-- start DATA ROWS --
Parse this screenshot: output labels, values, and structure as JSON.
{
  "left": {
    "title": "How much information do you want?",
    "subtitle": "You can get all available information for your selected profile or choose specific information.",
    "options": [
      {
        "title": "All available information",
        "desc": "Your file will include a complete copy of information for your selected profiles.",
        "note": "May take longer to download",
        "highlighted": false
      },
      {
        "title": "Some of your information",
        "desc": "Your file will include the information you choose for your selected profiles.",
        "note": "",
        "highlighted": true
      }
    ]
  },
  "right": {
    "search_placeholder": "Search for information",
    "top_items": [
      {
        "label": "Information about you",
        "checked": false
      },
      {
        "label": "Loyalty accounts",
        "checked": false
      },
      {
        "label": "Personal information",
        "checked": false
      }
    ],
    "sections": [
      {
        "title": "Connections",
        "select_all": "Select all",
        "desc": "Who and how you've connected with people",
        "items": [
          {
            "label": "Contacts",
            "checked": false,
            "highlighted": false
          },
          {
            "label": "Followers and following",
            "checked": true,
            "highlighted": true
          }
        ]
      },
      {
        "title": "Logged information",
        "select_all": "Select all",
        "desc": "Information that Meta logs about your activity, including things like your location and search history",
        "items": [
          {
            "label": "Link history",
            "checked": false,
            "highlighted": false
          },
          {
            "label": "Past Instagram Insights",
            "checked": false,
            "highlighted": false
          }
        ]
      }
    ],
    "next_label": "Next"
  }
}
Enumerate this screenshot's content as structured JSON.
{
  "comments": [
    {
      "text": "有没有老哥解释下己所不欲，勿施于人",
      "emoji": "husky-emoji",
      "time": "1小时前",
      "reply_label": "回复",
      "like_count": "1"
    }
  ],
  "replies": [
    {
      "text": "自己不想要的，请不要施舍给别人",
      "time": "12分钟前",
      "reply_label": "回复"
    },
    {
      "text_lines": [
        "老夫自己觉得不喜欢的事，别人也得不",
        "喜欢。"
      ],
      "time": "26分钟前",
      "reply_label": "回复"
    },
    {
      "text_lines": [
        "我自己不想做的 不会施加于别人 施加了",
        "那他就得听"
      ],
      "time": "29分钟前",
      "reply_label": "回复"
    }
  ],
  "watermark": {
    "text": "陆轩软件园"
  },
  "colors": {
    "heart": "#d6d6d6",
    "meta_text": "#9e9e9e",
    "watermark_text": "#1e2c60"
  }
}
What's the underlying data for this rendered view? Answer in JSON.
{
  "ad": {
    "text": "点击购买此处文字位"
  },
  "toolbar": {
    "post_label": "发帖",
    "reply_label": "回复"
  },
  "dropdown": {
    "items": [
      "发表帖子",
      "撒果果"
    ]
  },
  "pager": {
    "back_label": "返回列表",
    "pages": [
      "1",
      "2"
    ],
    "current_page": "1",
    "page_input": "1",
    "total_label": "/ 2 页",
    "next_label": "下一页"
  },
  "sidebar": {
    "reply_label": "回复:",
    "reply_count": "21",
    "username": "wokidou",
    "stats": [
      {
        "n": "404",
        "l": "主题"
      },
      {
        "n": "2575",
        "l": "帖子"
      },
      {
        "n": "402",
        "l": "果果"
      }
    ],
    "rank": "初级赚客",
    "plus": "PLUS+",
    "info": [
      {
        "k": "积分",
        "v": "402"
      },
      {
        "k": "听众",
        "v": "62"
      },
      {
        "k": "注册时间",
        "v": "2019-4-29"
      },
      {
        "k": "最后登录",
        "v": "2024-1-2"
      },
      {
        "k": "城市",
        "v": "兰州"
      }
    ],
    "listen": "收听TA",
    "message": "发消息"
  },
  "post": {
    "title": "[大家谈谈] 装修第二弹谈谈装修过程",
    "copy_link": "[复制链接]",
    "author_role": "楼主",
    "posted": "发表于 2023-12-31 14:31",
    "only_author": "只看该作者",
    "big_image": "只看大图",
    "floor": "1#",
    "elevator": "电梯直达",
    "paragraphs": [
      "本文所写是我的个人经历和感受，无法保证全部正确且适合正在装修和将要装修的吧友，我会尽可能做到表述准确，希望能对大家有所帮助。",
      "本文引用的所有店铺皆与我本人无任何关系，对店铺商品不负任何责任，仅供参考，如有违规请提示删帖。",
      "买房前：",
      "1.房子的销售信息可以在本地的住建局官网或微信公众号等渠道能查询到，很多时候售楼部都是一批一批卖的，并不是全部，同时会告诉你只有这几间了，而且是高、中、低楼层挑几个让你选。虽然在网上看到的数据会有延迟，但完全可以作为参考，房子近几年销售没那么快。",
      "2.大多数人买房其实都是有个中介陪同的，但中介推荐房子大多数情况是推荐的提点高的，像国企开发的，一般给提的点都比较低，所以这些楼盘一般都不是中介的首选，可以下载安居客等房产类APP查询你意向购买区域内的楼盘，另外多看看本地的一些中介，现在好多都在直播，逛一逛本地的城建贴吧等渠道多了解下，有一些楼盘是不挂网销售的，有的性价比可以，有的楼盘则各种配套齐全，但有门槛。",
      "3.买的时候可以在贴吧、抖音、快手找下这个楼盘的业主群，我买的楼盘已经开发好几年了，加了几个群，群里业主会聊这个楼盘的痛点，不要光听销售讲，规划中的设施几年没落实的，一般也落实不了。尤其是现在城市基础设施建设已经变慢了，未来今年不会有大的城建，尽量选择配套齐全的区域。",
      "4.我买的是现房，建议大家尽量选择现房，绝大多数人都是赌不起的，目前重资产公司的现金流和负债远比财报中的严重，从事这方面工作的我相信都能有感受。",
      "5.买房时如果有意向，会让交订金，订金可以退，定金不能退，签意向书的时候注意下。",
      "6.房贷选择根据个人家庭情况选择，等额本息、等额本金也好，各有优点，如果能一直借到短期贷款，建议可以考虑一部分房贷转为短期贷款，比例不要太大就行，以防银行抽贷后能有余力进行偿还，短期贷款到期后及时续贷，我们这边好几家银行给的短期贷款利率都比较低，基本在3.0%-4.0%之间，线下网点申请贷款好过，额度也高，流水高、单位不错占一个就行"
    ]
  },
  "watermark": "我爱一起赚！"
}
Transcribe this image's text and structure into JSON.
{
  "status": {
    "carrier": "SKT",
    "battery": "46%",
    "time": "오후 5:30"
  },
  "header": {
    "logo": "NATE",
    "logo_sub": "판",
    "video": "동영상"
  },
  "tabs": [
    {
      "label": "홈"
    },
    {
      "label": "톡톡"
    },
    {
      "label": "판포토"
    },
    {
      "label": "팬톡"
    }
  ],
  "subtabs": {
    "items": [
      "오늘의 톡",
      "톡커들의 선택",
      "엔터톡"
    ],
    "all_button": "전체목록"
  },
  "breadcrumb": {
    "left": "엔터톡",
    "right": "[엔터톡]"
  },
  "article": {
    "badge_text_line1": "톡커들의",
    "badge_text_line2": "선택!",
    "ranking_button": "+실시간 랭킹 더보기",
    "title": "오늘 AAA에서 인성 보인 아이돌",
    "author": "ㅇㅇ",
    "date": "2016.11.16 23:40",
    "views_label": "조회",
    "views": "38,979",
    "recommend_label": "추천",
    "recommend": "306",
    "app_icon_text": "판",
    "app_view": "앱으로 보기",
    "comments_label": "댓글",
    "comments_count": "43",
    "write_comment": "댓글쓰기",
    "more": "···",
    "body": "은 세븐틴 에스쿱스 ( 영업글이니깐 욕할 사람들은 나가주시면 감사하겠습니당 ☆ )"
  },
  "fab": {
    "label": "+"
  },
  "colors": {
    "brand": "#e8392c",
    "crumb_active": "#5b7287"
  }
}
-- end DATA ROWS --
> **REQUIRED TASK**: Repeat all of the entries exactly.

> **FINISHED EXERCISE**:
Parse this screenshot: output labels, values, and structure as JSON.
{
  "left": {
    "title": "How much information do you want?",
    "subtitle": "You can get all available information for your selected profile or choose specific information.",
    "options": [
      {
        "title": "All available information",
        "desc": "Your file will include a complete copy of information for your selected profiles.",
        "note": "May take longer to download",
        "highlighted": false
      },
      {
        "title": "Some of your information",
        "desc": "Your file will include the information you choose for your selected profiles.",
        "note": "",
        "highlighted": true
      }
    ]
  },
  "right": {
    "search_placeholder": "Search for information",
    "top_items": [
      {
        "label": "Information about you",
        "checked": false
      },
      {
        "label": "Loyalty accounts",
        "checked": false
      },
      {
        "label": "Personal information",
        "checked": false
      }
    ],
    "sections": [
      {
        "title": "Connections",
        "select_all": "Select all",
        "desc": "Who and how you've connected with people",
        "items": [
          {
            "label": "Contacts",
            "checked": false,
            "highlighted": false
          },
          {
            "label": "Followers and following",
            "checked": true,
            "highlighted": true
          }
        ]
      },
      {
        "title": "Logged information",
        "select_all": "Select all",
        "desc": "Information that Meta logs about your activity, including things like your location and search history",
        "items": [
          {
            "label": "Link history",
            "checked": false,
            "highlighted": false
          },
          {
            "label": "Past Instagram Insights",
            "checked": false,
            "highlighted": false
          }
        ]
      }
    ],
    "next_label": "Next"
  }
}
Enumerate this screenshot's content as structured JSON.
{
  "comments": [
    {
      "text": "有没有老哥解释下己所不欲，勿施于人",
      "emoji": "husky-emoji",
      "time": "1小时前",
      "reply_label": "回复",
      "like_count": "1"
    }
  ],
  "replies": [
    {
      "text": "自己不想要的，请不要施舍给别人",
      "time": "12分钟前",
      "reply_label": "回复"
    },
    {
      "text_lines": [
        "老夫自己觉得不喜欢的事，别人也得不",
        "喜欢。"
      ],
      "time": "26分钟前",
      "reply_label": "回复"
    },
    {
      "text_lines": [
        "我自己不想做的 不会施加于别人 施加了",
        "那他就得听"
      ],
      "time": "29分钟前",
      "reply_label": "回复"
    }
  ],
  "watermark": {
    "text": "陆轩软件园"
  },
  "colors": {
    "heart": "#d6d6d6",
    "meta_text": "#9e9e9e",
    "watermark_text": "#1e2c60"
  }
}
What's the underlying data for this rendered view? Answer in JSON.
{
  "ad": {
    "text": "点击购买此处文字位"
  },
  "toolbar": {
    "post_label": "发帖",
    "reply_label": "回复"
  },
  "dropdown": {
    "items": [
      "发表帖子",
      "撒果果"
    ]
  },
  "pager": {
    "back_label": "返回列表",
    "pages": [
      "1",
      "2"
    ],
    "current_page": "1",
    "page_input": "1",
    "total_label": "/ 2 页",
    "next_label": "下一页"
  },
  "sidebar": {
    "reply_label": "回复:",
    "reply_count": "21",
    "username": "wokidou",
    "stats": [
      {
        "n": "404",
        "l": "主题"
      },
      {
        "n": "2575",
        "l": "帖子"
      },
      {
        "n": "402",
        "l": "果果"
      }
    ],
    "rank": "初级赚客",
    "plus": "PLUS+",
    "info": [
      {
        "k": "积分",
        "v": "402"
      },
      {
        "k": "听众",
        "v": "62"
      },
      {
        "k": "注册时间",
        "v": "2019-4-29"
      },
      {
        "k": "最后登录",
        "v": "2024-1-2"
      },
      {
        "k": "城市",
        "v": "兰州"
      }
    ],
    "listen": "收听TA",
    "message": "发消息"
  },
  "post": {
    "title": "[大家谈谈] 装修第二弹谈谈装修过程",
    "copy_link": "[复制链接]",
    "author_role": "楼主",
    "posted": "发表于 2023-12-31 14:31",
    "only_author": "只看该作者",
    "big_image": "只看大图",
    "floor": "1#",
    "elevator": "电梯直达",
    "paragraphs": [
      "本文所写是我的个人经历和感受，无法保证全部正确且适合正在装修和将要装修的吧友，我会尽可能做到表述准确，希望能对大家有所帮助。",
      "本文引用的所有店铺皆与我本人无任何关系，对店铺商品不负任何责任，仅供参考，如有违规请提示删帖。",
      "买房前：",
      "1.房子的销售信息可以在本地的住建局官网或微信公众号等渠道能查询到，很多时候售楼部都是一批一批卖的，并不是全部，同时会告诉你只有这几间了，而且是高、中、低楼层挑几个让你选。虽然在网上看到的数据会有延迟，但完全可以作为参考，房子近几年销售没那么快。",
      "2.大多数人买房其实都是有个中介陪同的，但中介推荐房子大多数情况是推荐的提点高的，像国企开发的，一般给提的点都比较低，所以这些楼盘一般都不是中介的首选，可以下载安居客等房产类APP查询你意向购买区域内的楼盘，另外多看看本地的一些中介，现在好多都在直播，逛一逛本地的城建贴吧等渠道多了解下，有一些楼盘是不挂网销售的，有的性价比可以，有的楼盘则各种配套齐全，但有门槛。",
      "3.买的时候可以在贴吧、抖音、快手找下这个楼盘的业主群，我买的楼盘已经开发好几年了，加了几个群，群里业主会聊这个楼盘的痛点，不要光听销售讲，规划中的设施几年没落实的，一般也落实不了。尤其是现在城市基础设施建设已经变慢了，未来今年不会有大的城建，尽量选择配套齐全的区域。",
      "4.我买的是现房，建议大家尽量选择现房，绝大多数人都是赌不起的，目前重资产公司的现金流和负债远比财报中的严重，从事这方面工作的我相信都能有感受。",
      "5.买房时如果有意向，会让交订金，订金可以退，定金不能退，签意向书的时候注意下。",
      "6.房贷选择根据个人家庭情况选择，等额本息、等额本金也好，各有优点，如果能一直借到短期贷款，建议可以考虑一部分房贷转为短期贷款，比例不要太大就行，以防银行抽贷后能有余力进行偿还，短期贷款到期后及时续贷，我们这边好几家银行给的短期贷款利率都比较低，基本在3.0%-4.0%之间，线下网点申请贷款好过，额度也高，流水高、单位不错占一个就行"
    ]
  },
  "watermark": "我爱一起赚！"
}
Transcribe this image's text and structure into JSON.
{
  "status": {
    "carrier": "SKT",
    "battery": "46%",
    "time": "오후 5:30"
  },
  "header": {
    "logo": "NATE",
    "logo_sub": "판",
    "video": "동영상"
  },
  "tabs": [
    {
      "label": "홈"
    },
    {
      "label": "톡톡"
    },
    {
      "label": "판포토"
    },
    {
      "label": "팬톡"
    }
  ],
  "subtabs": {
    "items": [
      "오늘의 톡",
      "톡커들의 선택",
      "엔터톡"
    ],
    "all_button": "전체목록"
  },
  "breadcrumb": {
    "left": "엔터톡",
    "right": "[엔터톡]"
  },
  "article": {
    "badge_text_line1": "톡커들의",
    "badge_text_line2": "선택!",
    "ranking_button": "+실시간 랭킹 더보기",
    "title": "오늘 AAA에서 인성 보인 아이돌",
    "author": "ㅇㅇ",
    "date": "2016.11.16 23:40",
    "views_label": "조회",
    "views": "38,979",
    "recommend_label": "추천",
    "recommend": "306",
    "app_icon_text": "판",
    "app_view": "앱으로 보기",
    "comments_label": "댓글",
    "comments_count": "43",
    "write_comment": "댓글쓰기",
    "more": "···",
    "body": "은 세븐틴 에스쿱스 ( 영업글이니깐 욕할 사람들은 나가주시면 감사하겠습니당 ☆ )"
  },
  "fab": {
    "label": "+"
  },
  "colors": {
    "brand": "#e8392c",
    "crumb_active": "#5b7287"
  }
}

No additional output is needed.